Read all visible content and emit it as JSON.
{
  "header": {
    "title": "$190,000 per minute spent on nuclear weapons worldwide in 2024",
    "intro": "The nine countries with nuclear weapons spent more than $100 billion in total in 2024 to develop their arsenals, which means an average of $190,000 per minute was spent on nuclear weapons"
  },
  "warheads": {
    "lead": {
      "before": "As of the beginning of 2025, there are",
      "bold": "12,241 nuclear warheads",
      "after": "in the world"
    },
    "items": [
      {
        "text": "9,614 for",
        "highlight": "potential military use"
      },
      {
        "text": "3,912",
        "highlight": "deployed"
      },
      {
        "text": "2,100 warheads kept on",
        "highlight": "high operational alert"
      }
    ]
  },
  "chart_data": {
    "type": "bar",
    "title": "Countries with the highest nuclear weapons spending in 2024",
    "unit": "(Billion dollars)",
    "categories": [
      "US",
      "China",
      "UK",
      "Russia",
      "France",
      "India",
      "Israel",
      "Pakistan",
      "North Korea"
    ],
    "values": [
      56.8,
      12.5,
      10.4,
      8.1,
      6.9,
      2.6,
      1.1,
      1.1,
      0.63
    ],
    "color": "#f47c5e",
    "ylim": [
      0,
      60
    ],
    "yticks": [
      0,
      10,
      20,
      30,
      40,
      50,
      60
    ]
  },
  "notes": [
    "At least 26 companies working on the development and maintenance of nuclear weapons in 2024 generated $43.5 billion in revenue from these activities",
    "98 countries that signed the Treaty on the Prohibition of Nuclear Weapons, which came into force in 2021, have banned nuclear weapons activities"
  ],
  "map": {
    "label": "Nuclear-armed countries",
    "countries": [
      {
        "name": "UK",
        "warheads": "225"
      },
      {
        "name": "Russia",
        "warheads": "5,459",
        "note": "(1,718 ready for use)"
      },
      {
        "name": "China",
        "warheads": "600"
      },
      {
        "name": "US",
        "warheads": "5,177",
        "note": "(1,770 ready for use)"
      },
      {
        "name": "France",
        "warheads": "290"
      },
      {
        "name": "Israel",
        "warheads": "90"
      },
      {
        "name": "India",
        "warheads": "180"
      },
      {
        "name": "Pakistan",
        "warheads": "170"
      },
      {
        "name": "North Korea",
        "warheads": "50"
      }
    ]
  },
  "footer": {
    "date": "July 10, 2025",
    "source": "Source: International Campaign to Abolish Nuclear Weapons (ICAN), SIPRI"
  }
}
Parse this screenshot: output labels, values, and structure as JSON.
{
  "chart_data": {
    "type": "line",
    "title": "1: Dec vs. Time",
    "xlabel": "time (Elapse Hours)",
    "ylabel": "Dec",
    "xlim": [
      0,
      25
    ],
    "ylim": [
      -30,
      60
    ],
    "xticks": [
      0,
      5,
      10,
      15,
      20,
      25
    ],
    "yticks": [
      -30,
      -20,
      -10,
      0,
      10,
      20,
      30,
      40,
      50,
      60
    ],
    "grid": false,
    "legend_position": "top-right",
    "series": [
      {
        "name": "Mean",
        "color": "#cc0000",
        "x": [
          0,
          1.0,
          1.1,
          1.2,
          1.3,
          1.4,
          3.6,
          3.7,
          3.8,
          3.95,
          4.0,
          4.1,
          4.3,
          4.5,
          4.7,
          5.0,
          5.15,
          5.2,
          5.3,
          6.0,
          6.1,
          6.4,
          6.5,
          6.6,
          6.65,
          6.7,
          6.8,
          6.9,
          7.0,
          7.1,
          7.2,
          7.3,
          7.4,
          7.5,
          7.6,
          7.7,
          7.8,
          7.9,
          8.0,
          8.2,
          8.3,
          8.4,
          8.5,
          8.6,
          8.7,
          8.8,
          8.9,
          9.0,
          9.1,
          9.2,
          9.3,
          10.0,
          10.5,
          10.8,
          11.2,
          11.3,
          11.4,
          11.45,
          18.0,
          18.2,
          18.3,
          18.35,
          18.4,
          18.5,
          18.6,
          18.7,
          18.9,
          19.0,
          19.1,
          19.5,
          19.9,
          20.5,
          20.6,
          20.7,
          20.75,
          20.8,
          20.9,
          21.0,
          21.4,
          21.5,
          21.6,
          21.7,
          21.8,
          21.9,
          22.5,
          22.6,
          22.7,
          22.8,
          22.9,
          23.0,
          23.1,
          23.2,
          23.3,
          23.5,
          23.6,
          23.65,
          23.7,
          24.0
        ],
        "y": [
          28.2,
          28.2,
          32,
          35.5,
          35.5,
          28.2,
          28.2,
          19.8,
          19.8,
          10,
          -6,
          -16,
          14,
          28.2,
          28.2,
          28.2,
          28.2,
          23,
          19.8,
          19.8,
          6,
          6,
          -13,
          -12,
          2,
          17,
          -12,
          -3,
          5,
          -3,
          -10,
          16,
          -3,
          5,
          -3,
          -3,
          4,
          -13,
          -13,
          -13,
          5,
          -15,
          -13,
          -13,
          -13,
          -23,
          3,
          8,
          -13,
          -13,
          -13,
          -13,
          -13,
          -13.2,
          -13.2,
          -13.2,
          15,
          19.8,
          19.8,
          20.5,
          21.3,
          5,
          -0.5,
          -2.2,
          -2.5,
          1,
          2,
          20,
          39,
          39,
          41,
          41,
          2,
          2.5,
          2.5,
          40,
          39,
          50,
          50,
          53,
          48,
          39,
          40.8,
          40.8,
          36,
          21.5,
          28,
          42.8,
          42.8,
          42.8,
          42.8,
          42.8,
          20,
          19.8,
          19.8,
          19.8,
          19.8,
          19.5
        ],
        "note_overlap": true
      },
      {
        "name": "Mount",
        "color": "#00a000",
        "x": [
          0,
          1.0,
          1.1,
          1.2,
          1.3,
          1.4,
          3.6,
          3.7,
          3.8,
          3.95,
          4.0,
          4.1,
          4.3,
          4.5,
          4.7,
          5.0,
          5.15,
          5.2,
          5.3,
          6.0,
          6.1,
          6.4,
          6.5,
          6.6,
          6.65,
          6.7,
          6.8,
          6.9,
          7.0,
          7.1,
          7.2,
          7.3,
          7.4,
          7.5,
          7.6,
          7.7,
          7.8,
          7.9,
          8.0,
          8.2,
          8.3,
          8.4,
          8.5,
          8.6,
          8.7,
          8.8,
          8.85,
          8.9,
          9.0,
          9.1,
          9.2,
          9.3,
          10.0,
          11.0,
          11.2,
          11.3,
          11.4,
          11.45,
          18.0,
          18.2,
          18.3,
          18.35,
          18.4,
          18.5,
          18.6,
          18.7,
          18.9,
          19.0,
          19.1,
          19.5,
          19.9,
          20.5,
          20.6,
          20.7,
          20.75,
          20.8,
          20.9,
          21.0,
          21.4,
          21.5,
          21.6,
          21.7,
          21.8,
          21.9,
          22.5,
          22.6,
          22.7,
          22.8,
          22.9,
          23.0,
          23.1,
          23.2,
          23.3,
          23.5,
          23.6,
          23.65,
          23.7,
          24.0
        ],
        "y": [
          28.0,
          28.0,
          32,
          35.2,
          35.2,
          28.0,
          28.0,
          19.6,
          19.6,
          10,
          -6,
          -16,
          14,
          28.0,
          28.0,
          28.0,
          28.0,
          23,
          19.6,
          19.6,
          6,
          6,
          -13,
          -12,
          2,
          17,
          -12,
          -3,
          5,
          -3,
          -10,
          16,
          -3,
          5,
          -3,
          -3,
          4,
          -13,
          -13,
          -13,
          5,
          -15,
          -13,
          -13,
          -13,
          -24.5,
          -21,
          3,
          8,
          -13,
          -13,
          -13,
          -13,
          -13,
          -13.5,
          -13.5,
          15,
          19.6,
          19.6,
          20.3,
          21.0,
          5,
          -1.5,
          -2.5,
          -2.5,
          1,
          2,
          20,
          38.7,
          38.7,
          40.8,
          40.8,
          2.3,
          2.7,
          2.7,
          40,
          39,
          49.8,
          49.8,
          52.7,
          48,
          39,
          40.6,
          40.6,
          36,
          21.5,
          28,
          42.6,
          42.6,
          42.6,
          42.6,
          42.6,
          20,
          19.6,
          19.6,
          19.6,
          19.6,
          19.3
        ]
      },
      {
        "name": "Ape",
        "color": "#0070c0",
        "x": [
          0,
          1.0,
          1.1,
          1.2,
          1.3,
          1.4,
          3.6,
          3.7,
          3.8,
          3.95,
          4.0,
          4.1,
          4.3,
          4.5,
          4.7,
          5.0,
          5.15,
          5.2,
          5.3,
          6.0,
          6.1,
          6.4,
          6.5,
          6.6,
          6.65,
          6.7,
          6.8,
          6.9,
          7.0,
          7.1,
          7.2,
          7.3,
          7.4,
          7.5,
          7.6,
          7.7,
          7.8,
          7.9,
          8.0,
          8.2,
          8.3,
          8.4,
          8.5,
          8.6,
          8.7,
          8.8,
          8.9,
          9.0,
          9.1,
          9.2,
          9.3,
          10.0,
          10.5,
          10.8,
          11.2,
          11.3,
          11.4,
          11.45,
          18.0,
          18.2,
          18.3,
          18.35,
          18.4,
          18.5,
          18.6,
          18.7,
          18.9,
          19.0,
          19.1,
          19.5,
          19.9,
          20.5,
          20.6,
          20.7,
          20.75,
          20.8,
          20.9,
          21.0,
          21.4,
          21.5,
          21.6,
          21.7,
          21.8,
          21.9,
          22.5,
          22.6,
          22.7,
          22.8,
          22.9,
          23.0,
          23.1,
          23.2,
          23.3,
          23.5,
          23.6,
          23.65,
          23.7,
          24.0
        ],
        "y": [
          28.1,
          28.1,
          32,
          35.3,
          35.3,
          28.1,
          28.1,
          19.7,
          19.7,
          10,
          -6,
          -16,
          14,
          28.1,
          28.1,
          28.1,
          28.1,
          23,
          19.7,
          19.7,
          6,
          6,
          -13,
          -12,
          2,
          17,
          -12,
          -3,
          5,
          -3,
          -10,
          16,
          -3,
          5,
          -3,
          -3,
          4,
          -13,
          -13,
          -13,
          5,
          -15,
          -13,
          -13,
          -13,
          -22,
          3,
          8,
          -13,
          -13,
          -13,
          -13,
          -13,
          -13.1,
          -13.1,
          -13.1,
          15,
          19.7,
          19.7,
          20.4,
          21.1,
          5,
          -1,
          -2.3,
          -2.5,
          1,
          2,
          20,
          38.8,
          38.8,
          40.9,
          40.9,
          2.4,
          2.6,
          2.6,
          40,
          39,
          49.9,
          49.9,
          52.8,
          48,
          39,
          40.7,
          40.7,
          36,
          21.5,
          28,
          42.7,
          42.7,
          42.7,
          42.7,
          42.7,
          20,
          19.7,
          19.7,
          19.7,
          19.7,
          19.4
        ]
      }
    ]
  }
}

Exercise aim: From the entries above, extract each line containing "name".

Result of this exercise:
        "name": "UK",
        "name": "Russia",
        "name": "China",
        "name": "US",
        "name": "France",
        "name": "Israel",
        "name": "India",
        "name": "Pakistan",
        "name": "North Korea",
        "name": "Mean",
        "name": "Mount",
        "name": "Ape",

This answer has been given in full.